§ Job
Single out the lines that include the word "وقال". Copy them.

(Stored data entries)
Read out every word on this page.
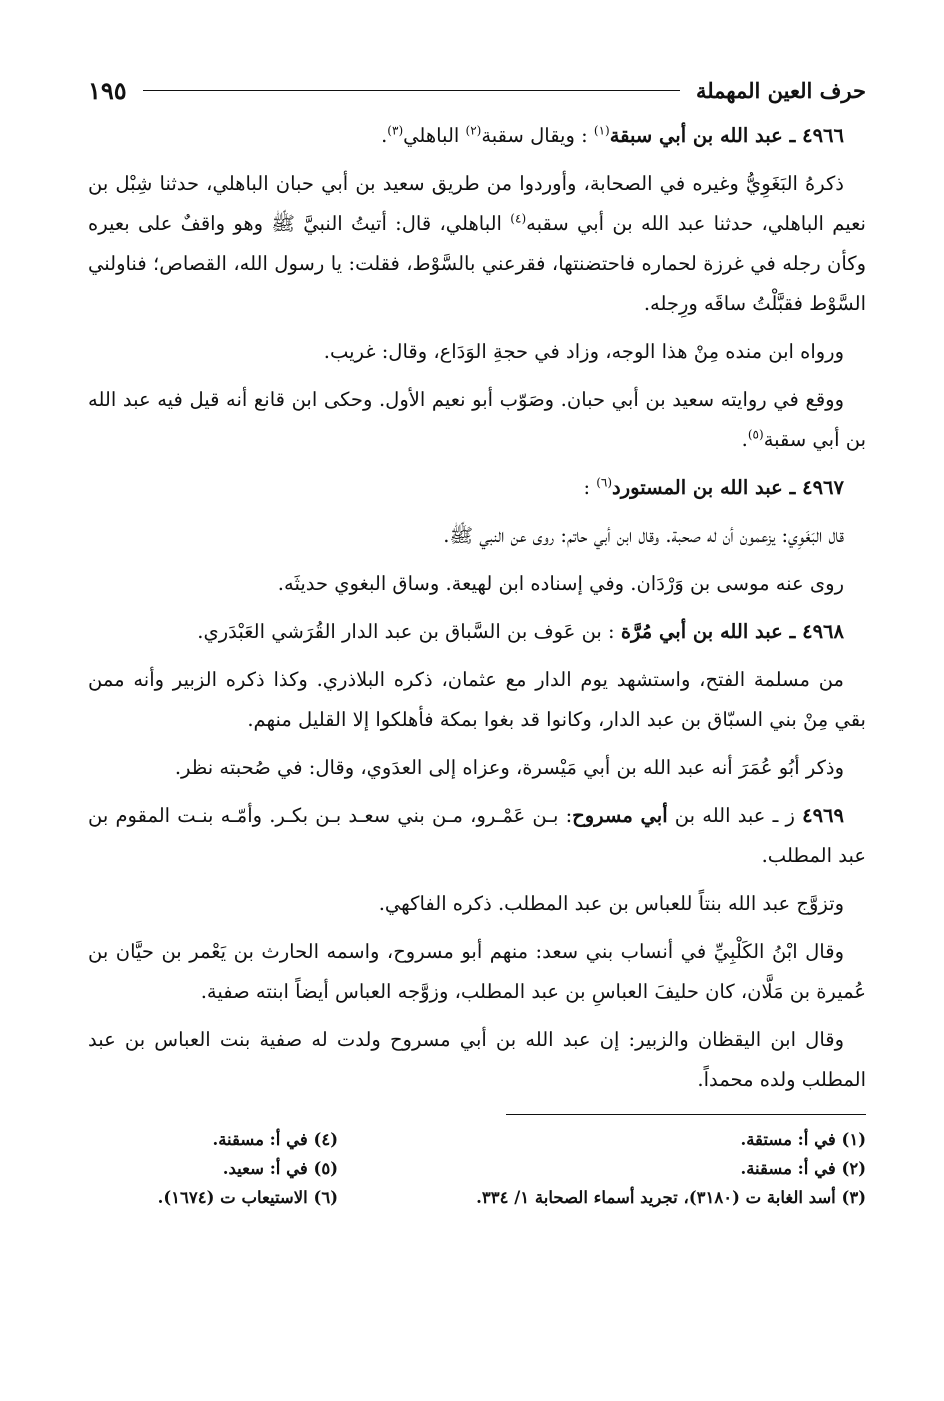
حرف العين المهملة
١٩٥

٤٩٦٦ ـ عبد الله بن أبي سبقة$^{(١)}$ : ويقال سقبة$^{(٢)}$ الباهلي$^{(٣)}$.

ذكرهُ البَغَوِيُّ وغيره في الصحابة، وأوردوا من طريق سعيد بن أبي حبان الباهلي، حدثنا شِبْل بن نعيم الباهلي، حدثنا عبد الله بن أبي سقبه$^{(٤)}$ الباهلي، قال: أتيتُ النبيَّ ﷺ وهو واقفٌ على بعيره وكأن رجله في غرزة لحماره فاحتضنتها، فقرعني بالسَّوْط، فقلت: يا رسول الله، القصاص؛ فناولني السَّوْط فقبَّلْتُ ساقَه ورِجله.

ورواه ابن منده مِنْ هذا الوجه، وزاد في حجةِ الوَدَاع، وقال: غريب.

ووقع في روايته سعيد بن أبي حبان. وصَوّب أبو نعيم الأول. وحكى ابن قانع أنه قيل فيه عبد الله بن أبي سقبة$^{(٥)}$.

٤٩٦٧ ـ عبد الله بن المستورد$^{(٦)}$ :

قال البَغَوِي: يزعمون أن له صحبة. وقال ابن أبي حاتم: روى عن النبي ﷺ.

روى عنه موسى بن وَرْدَان. وفي إسناده ابن لهيعة. وساق البغوي حديثَه.

٤٩٦٨ ـ عبد الله بن أبي مُرَّة : بن عَوف بن السَّباق بن عبد الدار القُرَشي العَبْدَري.

من مسلمة الفتح، واستشهد يوم الدار مع عثمان، ذكره البلاذري. وكذا ذكره الزبير وأنه ممن بقي مِنْ بني السبّاق بن عبد الدار، وكانوا قد بغوا بمكة فأهلكوا إلا القليل منهم.

وذكر أبُو عُمَرَ أنه عبد الله بن أبي مَيْسرة، وعزاه إلى العدَوي، وقال: في صُحبته نظر.

٤٩٦٩ ز ـ عبد الله بن أبي مسروح: بـن عَمْـرو، مـن بني سعـد بـن بكـر. وأمّـه بنـت المقوم بن عبد المطلب.

وتزوَّج عبد الله بنتاً للعباس بن عبد المطلب. ذكره الفاكهي.

وقال ابْنُ الكَلْبِيِّ في أنساب بني سعد: منهم أبو مسروح، واسمه الحارث بن يَعْمر بن حيَّان بن عُميرة بن مَلَّان، كان حليفَ العباسِ بن عبد المطلب، وزوَّجه العباس أيضاً ابنته صفية.

وقال ابن اليقظان والزبير: إن عبد الله بن أبي مسروح ولدت له صفية بنت العباس بن عبد المطلب ولده محمداً.

(١) في أ: مستقة.
(٢) في أ: مسقنة.
(٣) أسد الغابة ت (٣١٨٠)، تجريد أسماء الصحابة ١/ ٣٣٤.
(٤) في أ: مسقنة.
(٥) في أ: سعيد.
(٦) الاستيعاب ت (١٦٧٤).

§ Answer for this exercise
ورواه ابن منده مِنْ هذا الوجه، وزاد في حجةِ الوَدَاع، وقال: غريب.
قال البَغَوِي: يزعمون أن له صحبة. وقال ابن أبي حاتم: روى عن النبي ﷺ.
وذكر أبُو عُمَرَ أنه عبد الله بن أبي مَيْسرة، وعزاه إلى العدَوي، وقال: في صُحبته نظر.
وقال ابْنُ الكَلْبِيِّ في أنساب بني سعد: منهم أبو مسروح، واسمه الحارث بن يَعْمر بن حيَّان بن عُميرة بن مَلَّان، كان حليفَ العباسِ بن عبد المطلب، وزوَّجه العباس أيضاً ابنته صفية.
وقال ابن اليقظان والزبير: إن عبد الله بن أبي مسروح ولدت له صفية بنت العباس بن عبد المطلب ولده محمداً.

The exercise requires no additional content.